# START OF Records supplied

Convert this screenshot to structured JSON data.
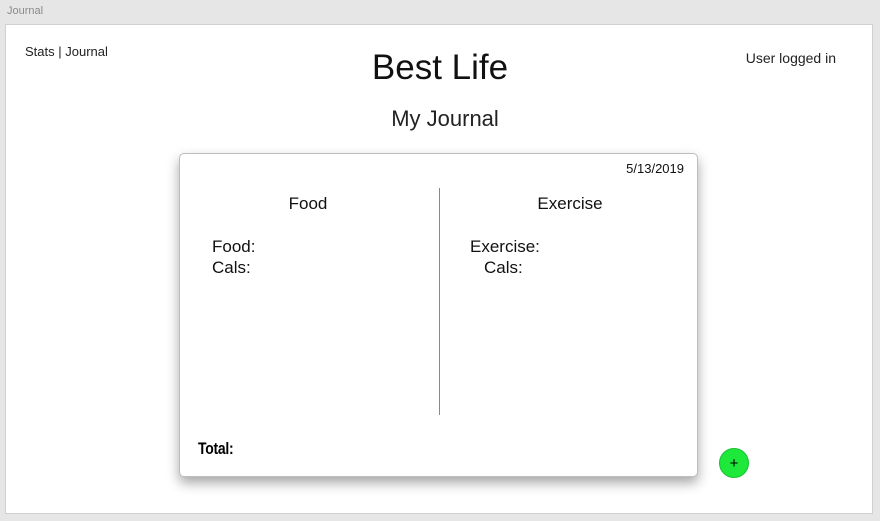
{
  "window": {
    "title": "Journal"
  },
  "nav": {
    "stats_label": "Stats",
    "separator": "|",
    "journal_label": "Journal"
  },
  "header": {
    "app_title": "Best Life",
    "user_status": "User logged in"
  },
  "page": {
    "subtitle": "My Journal"
  },
  "entry": {
    "date": "5/13/2019",
    "food": {
      "heading": "Food",
      "food_label": "Food:",
      "cals_label": "Cals:"
    },
    "exercise": {
      "heading": "Exercise",
      "exercise_label": "Exercise:",
      "cals_label": "Cals:"
    },
    "total_label": "Total:"
  },
  "actions": {
    "add_label": "+",
    "add_color": "#1ee83a"
  }
}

# END OF Records supplied

*Exercise details*:
Without the pictures, repeat all the records word for word.

*Finished exercise*:
Convert this screenshot to structured JSON data.
{
  "window": {
    "title": "Journal"
  },
  "nav": {
    "stats_label": "Stats",
    "separator": "|",
    "journal_label": "Journal"
  },
  "header": {
    "app_title": "Best Life",
    "user_status": "User logged in"
  },
  "page": {
    "subtitle": "My Journal"
  },
  "entry": {
    "date": "5/13/2019",
    "food": {
      "heading": "Food",
      "food_label": "Food:",
      "cals_label": "Cals:"
    },
    "exercise": {
      "heading": "Exercise",
      "exercise_label": "Exercise:",
      "cals_label": "Cals:"
    },
    "total_label": "Total:"
  },
  "actions": {
    "add_label": "+",
    "add_color": "#1ee83a"
  }
}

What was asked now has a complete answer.